Raw records:
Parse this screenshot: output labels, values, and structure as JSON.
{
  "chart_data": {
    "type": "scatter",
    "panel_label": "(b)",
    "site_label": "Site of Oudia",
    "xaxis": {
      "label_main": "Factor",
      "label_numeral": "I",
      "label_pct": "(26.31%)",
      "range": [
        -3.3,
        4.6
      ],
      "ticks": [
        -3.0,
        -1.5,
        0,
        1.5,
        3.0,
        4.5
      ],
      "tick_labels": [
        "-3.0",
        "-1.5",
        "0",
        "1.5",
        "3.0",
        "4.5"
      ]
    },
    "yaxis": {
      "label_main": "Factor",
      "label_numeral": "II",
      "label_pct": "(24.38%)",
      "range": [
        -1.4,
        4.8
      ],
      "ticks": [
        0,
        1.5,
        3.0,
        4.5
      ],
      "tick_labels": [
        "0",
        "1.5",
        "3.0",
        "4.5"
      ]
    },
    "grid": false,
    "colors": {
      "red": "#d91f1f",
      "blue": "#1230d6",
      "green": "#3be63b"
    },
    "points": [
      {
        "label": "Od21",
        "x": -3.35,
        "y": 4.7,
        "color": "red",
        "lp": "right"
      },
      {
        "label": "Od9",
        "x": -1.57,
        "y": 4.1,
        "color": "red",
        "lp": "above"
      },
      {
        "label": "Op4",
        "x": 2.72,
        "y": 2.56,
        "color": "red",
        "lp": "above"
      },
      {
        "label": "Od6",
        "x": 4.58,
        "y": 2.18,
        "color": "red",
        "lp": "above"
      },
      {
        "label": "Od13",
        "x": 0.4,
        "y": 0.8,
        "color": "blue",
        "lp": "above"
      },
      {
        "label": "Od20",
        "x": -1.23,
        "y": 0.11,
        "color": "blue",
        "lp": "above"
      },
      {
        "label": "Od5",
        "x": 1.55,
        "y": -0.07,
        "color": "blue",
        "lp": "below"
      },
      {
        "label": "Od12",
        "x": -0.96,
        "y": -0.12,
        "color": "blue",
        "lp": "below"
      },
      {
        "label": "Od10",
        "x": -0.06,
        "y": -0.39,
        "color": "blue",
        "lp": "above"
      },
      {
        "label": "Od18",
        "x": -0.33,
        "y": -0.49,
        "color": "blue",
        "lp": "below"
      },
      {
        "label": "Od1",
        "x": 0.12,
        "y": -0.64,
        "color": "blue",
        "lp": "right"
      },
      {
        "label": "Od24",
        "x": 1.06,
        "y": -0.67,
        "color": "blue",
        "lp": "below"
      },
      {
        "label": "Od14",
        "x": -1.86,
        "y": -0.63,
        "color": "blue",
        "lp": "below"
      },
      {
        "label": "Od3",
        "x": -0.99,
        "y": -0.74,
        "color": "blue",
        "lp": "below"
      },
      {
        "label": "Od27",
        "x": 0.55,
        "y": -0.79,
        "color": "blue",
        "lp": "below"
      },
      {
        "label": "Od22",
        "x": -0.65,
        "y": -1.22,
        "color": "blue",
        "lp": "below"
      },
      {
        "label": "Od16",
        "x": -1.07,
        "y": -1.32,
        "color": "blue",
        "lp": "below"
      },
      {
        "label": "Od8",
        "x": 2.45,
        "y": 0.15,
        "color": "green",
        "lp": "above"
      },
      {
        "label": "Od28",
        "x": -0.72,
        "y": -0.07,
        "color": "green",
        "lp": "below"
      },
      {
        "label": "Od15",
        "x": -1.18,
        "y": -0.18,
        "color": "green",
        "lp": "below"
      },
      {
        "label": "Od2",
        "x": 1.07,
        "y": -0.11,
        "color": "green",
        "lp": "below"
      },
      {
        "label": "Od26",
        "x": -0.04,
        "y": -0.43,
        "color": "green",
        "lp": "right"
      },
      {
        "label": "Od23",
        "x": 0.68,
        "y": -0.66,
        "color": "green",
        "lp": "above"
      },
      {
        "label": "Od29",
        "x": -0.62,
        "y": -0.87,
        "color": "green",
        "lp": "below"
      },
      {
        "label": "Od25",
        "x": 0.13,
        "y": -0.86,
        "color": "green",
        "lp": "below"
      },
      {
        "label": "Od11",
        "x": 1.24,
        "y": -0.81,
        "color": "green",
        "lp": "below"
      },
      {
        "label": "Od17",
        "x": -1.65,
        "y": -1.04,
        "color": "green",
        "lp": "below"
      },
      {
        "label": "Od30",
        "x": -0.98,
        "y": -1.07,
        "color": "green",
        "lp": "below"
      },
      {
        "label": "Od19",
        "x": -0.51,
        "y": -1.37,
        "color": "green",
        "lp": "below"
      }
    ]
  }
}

Requirements: The whole listing above needs to be written out again exactly.

Response to the exercise:
Parse this screenshot: output labels, values, and structure as JSON.
{
  "chart_data": {
    "type": "scatter",
    "panel_label": "(b)",
    "site_label": "Site of Oudia",
    "xaxis": {
      "label_main": "Factor",
      "label_numeral": "I",
      "label_pct": "(26.31%)",
      "range": [
        -3.3,
        4.6
      ],
      "ticks": [
        -3.0,
        -1.5,
        0,
        1.5,
        3.0,
        4.5
      ],
      "tick_labels": [
        "-3.0",
        "-1.5",
        "0",
        "1.5",
        "3.0",
        "4.5"
      ]
    },
    "yaxis": {
      "label_main": "Factor",
      "label_numeral": "II",
      "label_pct": "(24.38%)",
      "range": [
        -1.4,
        4.8
      ],
      "ticks": [
        0,
        1.5,
        3.0,
        4.5
      ],
      "tick_labels": [
        "0",
        "1.5",
        "3.0",
        "4.5"
      ]
    },
    "grid": false,
    "colors": {
      "red": "#d91f1f",
      "blue": "#1230d6",
      "green": "#3be63b"
    },
    "points": [
      {
        "label": "Od21",
        "x": -3.35,
        "y": 4.7,
        "color": "red",
        "lp": "right"
      },
      {
        "label": "Od9",
        "x": -1.57,
        "y": 4.1,
        "color": "red",
        "lp": "above"
      },
      {
        "label": "Op4",
        "x": 2.72,
        "y": 2.56,
        "color": "red",
        "lp": "above"
      },
      {
        "label": "Od6",
        "x": 4.58,
        "y": 2.18,
        "color": "red",
        "lp": "above"
      },
      {
        "label": "Od13",
        "x": 0.4,
        "y": 0.8,
        "color": "blue",
        "lp": "above"
      },
      {
        "label": "Od20",
        "x": -1.23,
        "y": 0.11,
        "color": "blue",
        "lp": "above"
      },
      {
        "label": "Od5",
        "x": 1.55,
        "y": -0.07,
        "color": "blue",
        "lp": "below"
      },
      {
        "label": "Od12",
        "x": -0.96,
        "y": -0.12,
        "color": "blue",
        "lp": "below"
      },
      {
        "label": "Od10",
        "x": -0.06,
        "y": -0.39,
        "color": "blue",
        "lp": "above"
      },
      {
        "label": "Od18",
        "x": -0.33,
        "y": -0.49,
        "color": "blue",
        "lp": "below"
      },
      {
        "label": "Od1",
        "x": 0.12,
        "y": -0.64,
        "color": "blue",
        "lp": "right"
      },
      {
        "label": "Od24",
        "x": 1.06,
        "y": -0.67,
        "color": "blue",
        "lp": "below"
      },
      {
        "label": "Od14",
        "x": -1.86,
        "y": -0.63,
        "color": "blue",
        "lp": "below"
      },
      {
        "label": "Od3",
        "x": -0.99,
        "y": -0.74,
        "color": "blue",
        "lp": "below"
      },
      {
        "label": "Od27",
        "x": 0.55,
        "y": -0.79,
        "color": "blue",
        "lp": "below"
      },
      {
        "label": "Od22",
        "x": -0.65,
        "y": -1.22,
        "color": "blue",
        "lp": "below"
      },
      {
        "label": "Od16",
        "x": -1.07,
        "y": -1.32,
        "color": "blue",
        "lp": "below"
      },
      {
        "label": "Od8",
        "x": 2.45,
        "y": 0.15,
        "color": "green",
        "lp": "above"
      },
      {
        "label": "Od28",
        "x": -0.72,
        "y": -0.07,
        "color": "green",
        "lp": "below"
      },
      {
        "label": "Od15",
        "x": -1.18,
        "y": -0.18,
        "color": "green",
        "lp": "below"
      },
      {
        "label": "Od2",
        "x": 1.07,
        "y": -0.11,
        "color": "green",
        "lp": "below"
      },
      {
        "label": "Od26",
        "x": -0.04,
        "y": -0.43,
        "color": "green",
        "lp": "right"
      },
      {
        "label": "Od23",
        "x": 0.68,
        "y": -0.66,
        "color": "green",
        "lp": "above"
      },
      {
        "label": "Od29",
        "x": -0.62,
        "y": -0.87,
        "color": "green",
        "lp": "below"
      },
      {
        "label": "Od25",
        "x": 0.13,
        "y": -0.86,
        "color": "green",
        "lp": "below"
      },
      {
        "label": "Od11",
        "x": 1.24,
        "y": -0.81,
        "color": "green",
        "lp": "below"
      },
      {
        "label": "Od17",
        "x": -1.65,
        "y": -1.04,
        "color": "green",
        "lp": "below"
      },
      {
        "label": "Od30",
        "x": -0.98,
        "y": -1.07,
        "color": "green",
        "lp": "below"
      },
      {
        "label": "Od19",
        "x": -0.51,
        "y": -1.37,
        "color": "green",
        "lp": "below"
      }
    ]
  }
}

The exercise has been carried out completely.